■ GOAL OF THE EXERCISE ■
Each line containing the word "price" should be found and copied.
::: DATASET ROWS
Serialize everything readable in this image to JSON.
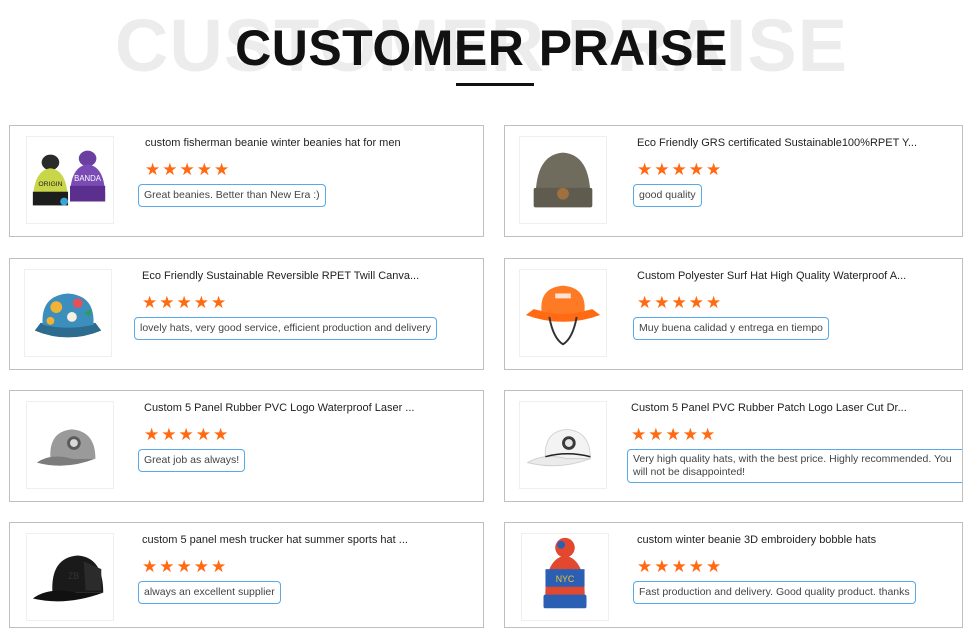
{
  "header": {
    "title": "CUSTOMER PRAISE",
    "background_text": "CUSTOMER PRAISE"
  },
  "colors": {
    "star": "#ff6a13",
    "review_border": "#58a9e6",
    "card_border": "#bfbfbf"
  },
  "reviews": [
    {
      "product": "custom fisherman beanie winter beanies hat for men",
      "rating": 5,
      "review": "Great beanies. Better than New Era :)",
      "image_icon": "beanie-pair-icon"
    },
    {
      "product": "Eco Friendly GRS certificated Sustainable100%RPET Y...",
      "rating": 5,
      "review": "good quality",
      "image_icon": "grey-beanie-icon"
    },
    {
      "product": "Eco Friendly Sustainable Reversible RPET Twill Canva...",
      "rating": 5,
      "review": "lovely hats, very good service, efficient production and delivery",
      "image_icon": "floral-bucket-hat-icon"
    },
    {
      "product": "Custom Polyester Surf Hat High Quality Waterproof A...",
      "rating": 5,
      "review": "Muy buena calidad y entrega en tiempo",
      "image_icon": "orange-surf-hat-icon"
    },
    {
      "product": "Custom 5 Panel Rubber PVC Logo Waterproof Laser ...",
      "rating": 5,
      "review": "Great job as always!",
      "image_icon": "grey-cap-icon"
    },
    {
      "product": "Custom 5 Panel PVC Rubber Patch Logo Laser Cut Dr...",
      "rating": 5,
      "review": "Very high quality hats, with the best price. Highly recommended. You will not be disappointed!",
      "image_icon": "white-cap-icon"
    },
    {
      "product": "custom 5 panel mesh trucker hat summer sports hat ...",
      "rating": 5,
      "review": "always an excellent supplier",
      "image_icon": "black-trucker-hat-icon"
    },
    {
      "product": "custom winter beanie 3D embroidery bobble hats",
      "rating": 5,
      "review": "Fast production and delivery. Good quality product. thanks",
      "image_icon": "bobble-beanie-icon"
    }
  ]
}
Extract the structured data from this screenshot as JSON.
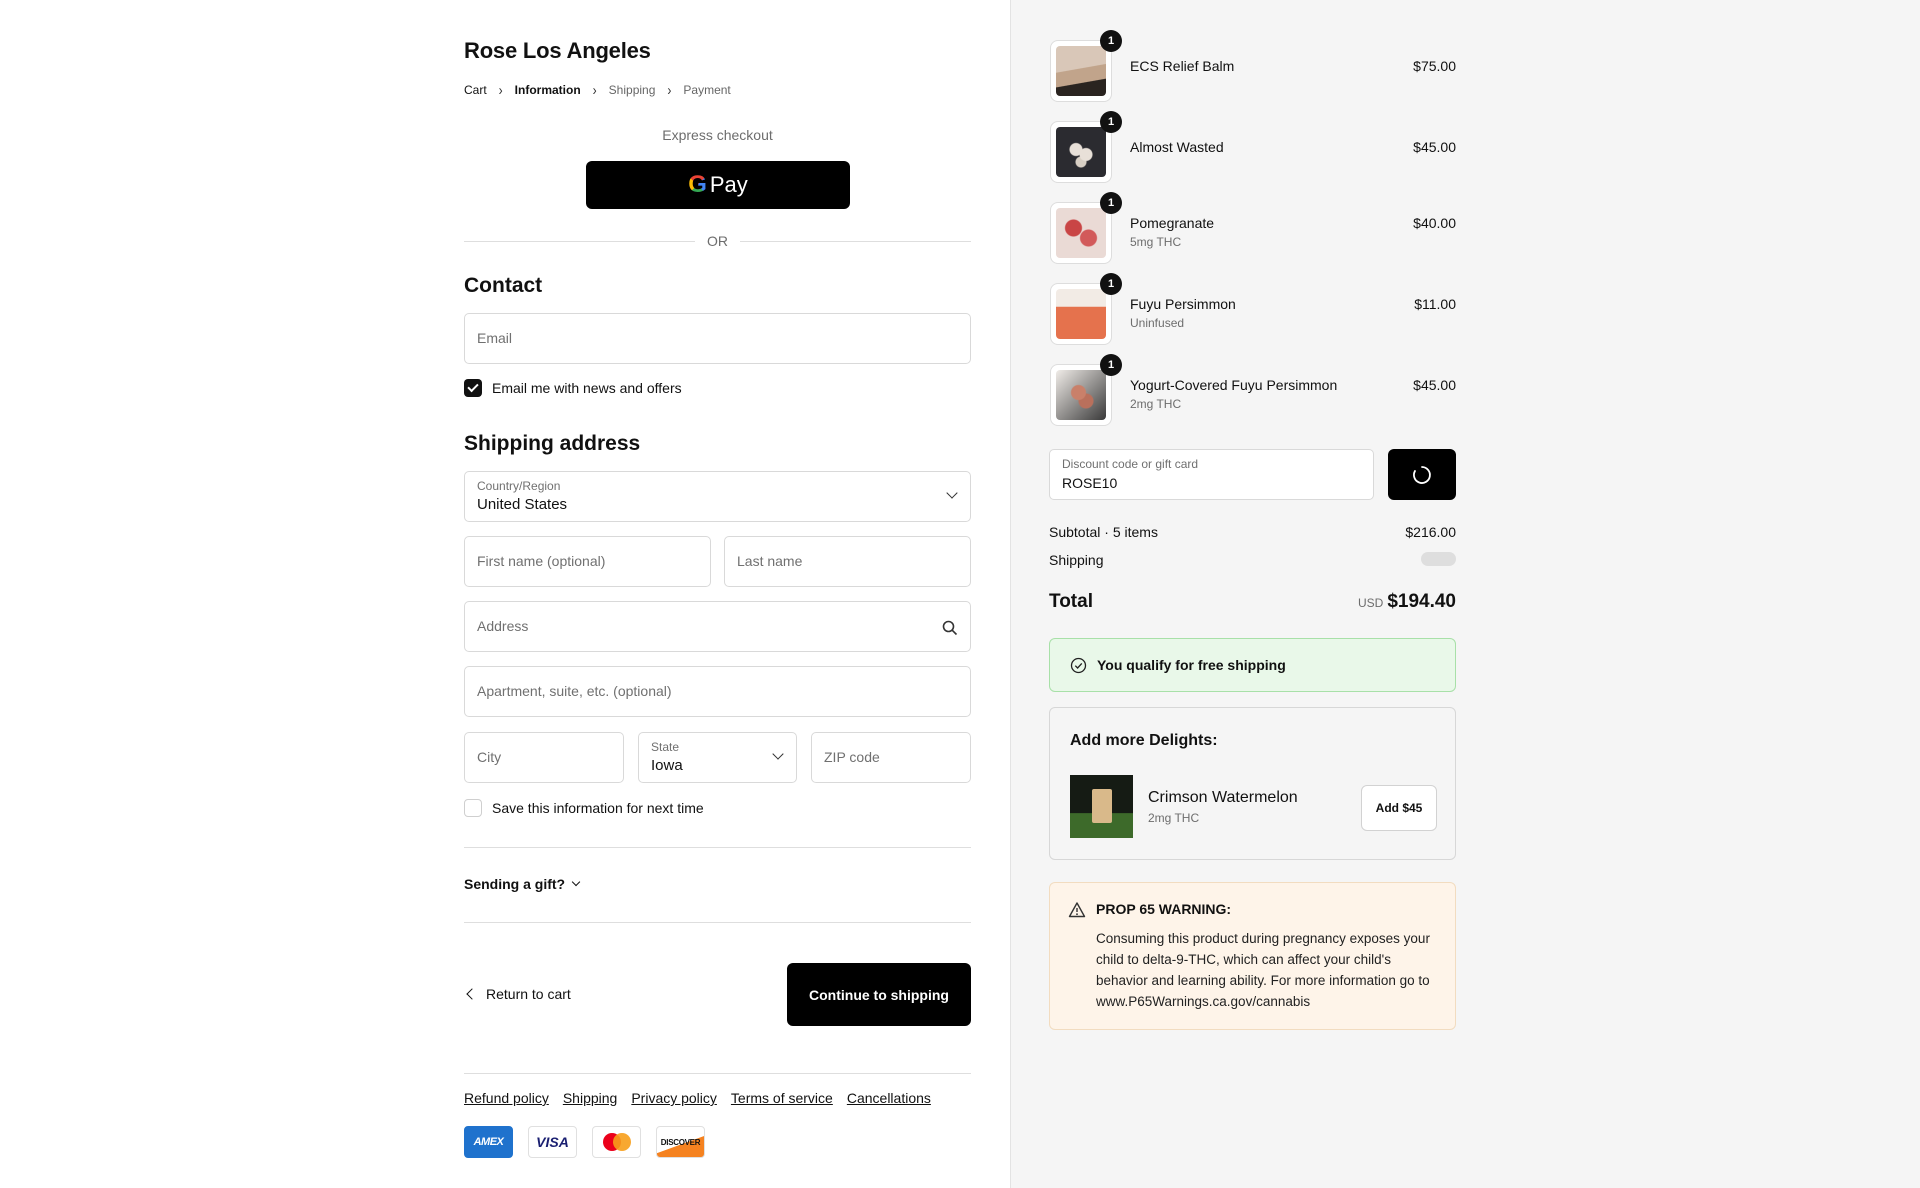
{
  "store": {
    "name": "Rose Los Angeles"
  },
  "breadcrumb": {
    "cart": "Cart",
    "information": "Information",
    "shipping": "Shipping",
    "payment": "Payment"
  },
  "express": {
    "title": "Express checkout",
    "gpay_g": "G",
    "gpay_label": "Pay",
    "or": "OR"
  },
  "contact": {
    "heading": "Contact",
    "email_placeholder": "Email",
    "news_label": "Email me with news and offers",
    "news_checked": true
  },
  "shipping_address": {
    "heading": "Shipping address",
    "country_label": "Country/Region",
    "country_value": "United States",
    "first_name_placeholder": "First name (optional)",
    "last_name_placeholder": "Last name",
    "address_placeholder": "Address",
    "apartment_placeholder": "Apartment, suite, etc. (optional)",
    "city_placeholder": "City",
    "state_label": "State",
    "state_value": "Iowa",
    "zip_placeholder": "ZIP code",
    "save_label": "Save this information for next time",
    "save_checked": false
  },
  "gift": {
    "label": "Sending a gift?"
  },
  "actions": {
    "return_label": "Return to cart",
    "continue_label": "Continue to shipping"
  },
  "footer": {
    "links": [
      "Refund policy",
      "Shipping",
      "Privacy policy",
      "Terms of service",
      "Cancellations"
    ],
    "cards": {
      "amex": "AMEX",
      "visa": "VISA",
      "discover": "DISCOVER"
    }
  },
  "order": {
    "items": [
      {
        "name": "ECS Relief Balm",
        "sub": "",
        "price": "$75.00",
        "qty": "1",
        "color": "#b59a84"
      },
      {
        "name": "Almost Wasted",
        "sub": "",
        "price": "$45.00",
        "qty": "1",
        "color": "#2f2f33"
      },
      {
        "name": "Pomegranate",
        "sub": "5mg THC",
        "price": "$40.00",
        "qty": "1",
        "color": "#c85b5b"
      },
      {
        "name": "Fuyu Persimmon",
        "sub": "Uninfused",
        "price": "$11.00",
        "qty": "1",
        "color": "#e5724d"
      },
      {
        "name": "Yogurt-Covered Fuyu Persimmon",
        "sub": "2mg THC",
        "price": "$45.00",
        "qty": "1",
        "color": "#6e5048"
      }
    ],
    "discount": {
      "label": "Discount code or gift card",
      "value": "ROSE10"
    },
    "subtotal_label": "Subtotal · 5 items",
    "subtotal_value": "$216.00",
    "shipping_label": "Shipping",
    "total_label": "Total",
    "currency": "USD",
    "total_value": "$194.40"
  },
  "free_shipping": {
    "label": "You qualify for free shipping"
  },
  "upsell": {
    "heading": "Add more Delights:",
    "product_name": "Crimson Watermelon",
    "product_sub": "2mg THC",
    "add_label": "Add $45"
  },
  "warning": {
    "title": "PROP 65 WARNING:",
    "text": "Consuming this product during pregnancy exposes your child to delta-9-THC, which can affect your child's behavior and learning ability. For more information go to www.P65Warnings.ca.gov/cannabis"
  }
}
::::::
■ RESULT FOR THIS TASK ■
      "review": "Very high quality hats, with the best price. Highly recommended. You will not be disappointed!",
        "price": "$75.00",
        "price": "$45.00",
        "price": "$40.00",
        "price": "$11.00",
        "price": "$45.00",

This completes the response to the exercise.